### Given instruction
Copy out the listing that follows, exactly, without its pictures.

Records contained in a dataset
------------------------------------------------------------------------
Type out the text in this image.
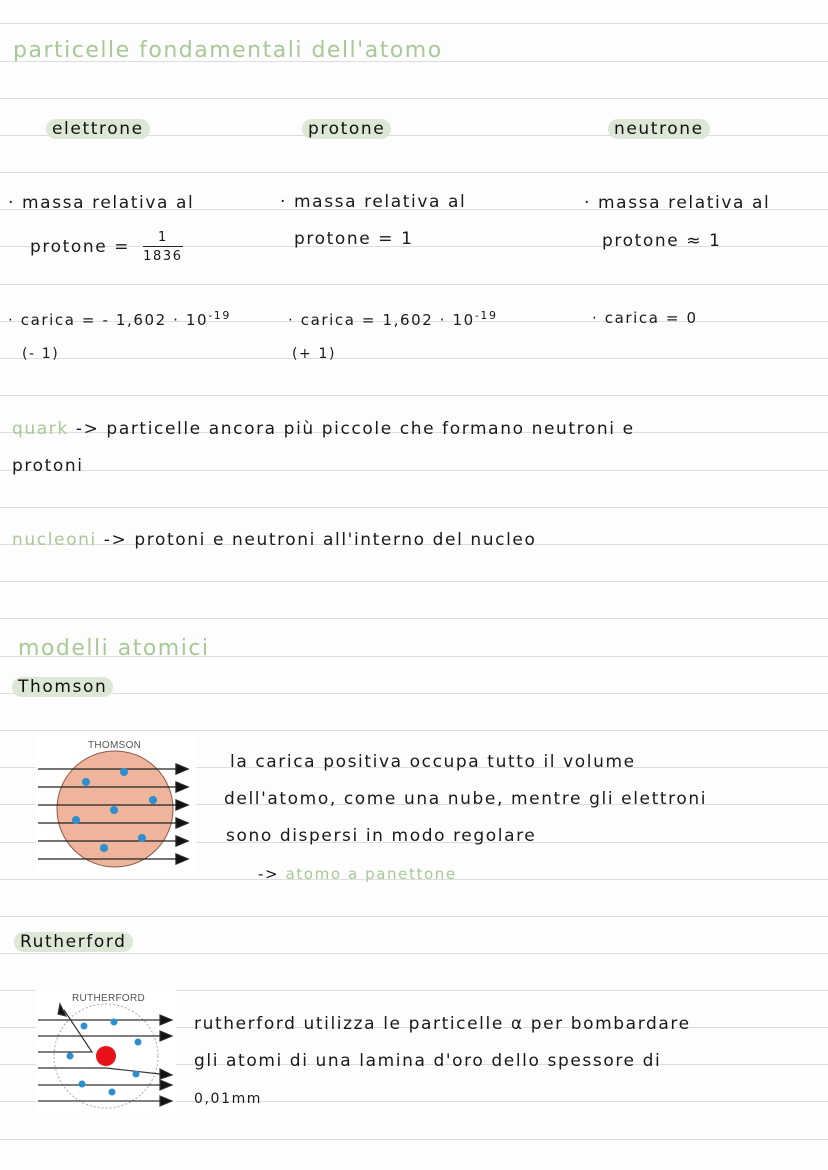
particelle fondamentali dell'atomo
elettrone	protone	neutrone
· massa relativa al
protone = $\frac{1}{1836}$
· carica = - $1,602 \cdot 10^{-19}$
(- 1)
· massa relativa al
protone = 1
· carica = $1,602 \cdot 10^{-19}$
(+ 1)
· massa relativa al
protone ≈ 1
· carica = 0
quark -> particelle ancora più piccole che formano neutroni e
protoni
nucleoni -> protoni e neutroni all'interno del nucleo
modelli atomici
Thomson
THOMSON
la carica positiva occupa tutto il volume
dell'atomo, come una nube, mentre gli elettroni
sono dispersi in modo regolare
-> atomo a panettone
Rutherford
RUTHERFORD
rutherford utilizza le particelle α per bombardare
gli atomi di una lamina d'oro dello spessore di
0,01mm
------------------------------------------------------------------------
### Solution to the problem
Type out the text in this image.
particelle fondamentali dell'atomo
elettrone	protone	neutrone
· massa relativa al
protone = $\frac{1}{1836}$
· carica = - $1,602 \cdot 10^{-19}$
(- 1)
· massa relativa al
protone = 1
· carica = $1,602 \cdot 10^{-19}$
(+ 1)
· massa relativa al
protone ≈ 1
· carica = 0
quark -> particelle ancora più piccole che formano neutroni e
protoni
nucleoni -> protoni e neutroni all'interno del nucleo
modelli atomici
Thomson
THOMSON
la carica positiva occupa tutto il volume
dell'atomo, come una nube, mentre gli elettroni
sono dispersi in modo regolare
-> atomo a panettone
Rutherford
RUTHERFORD
rutherford utilizza le particelle α per bombardare
gli atomi di una lamina d'oro dello spessore di
0,01mm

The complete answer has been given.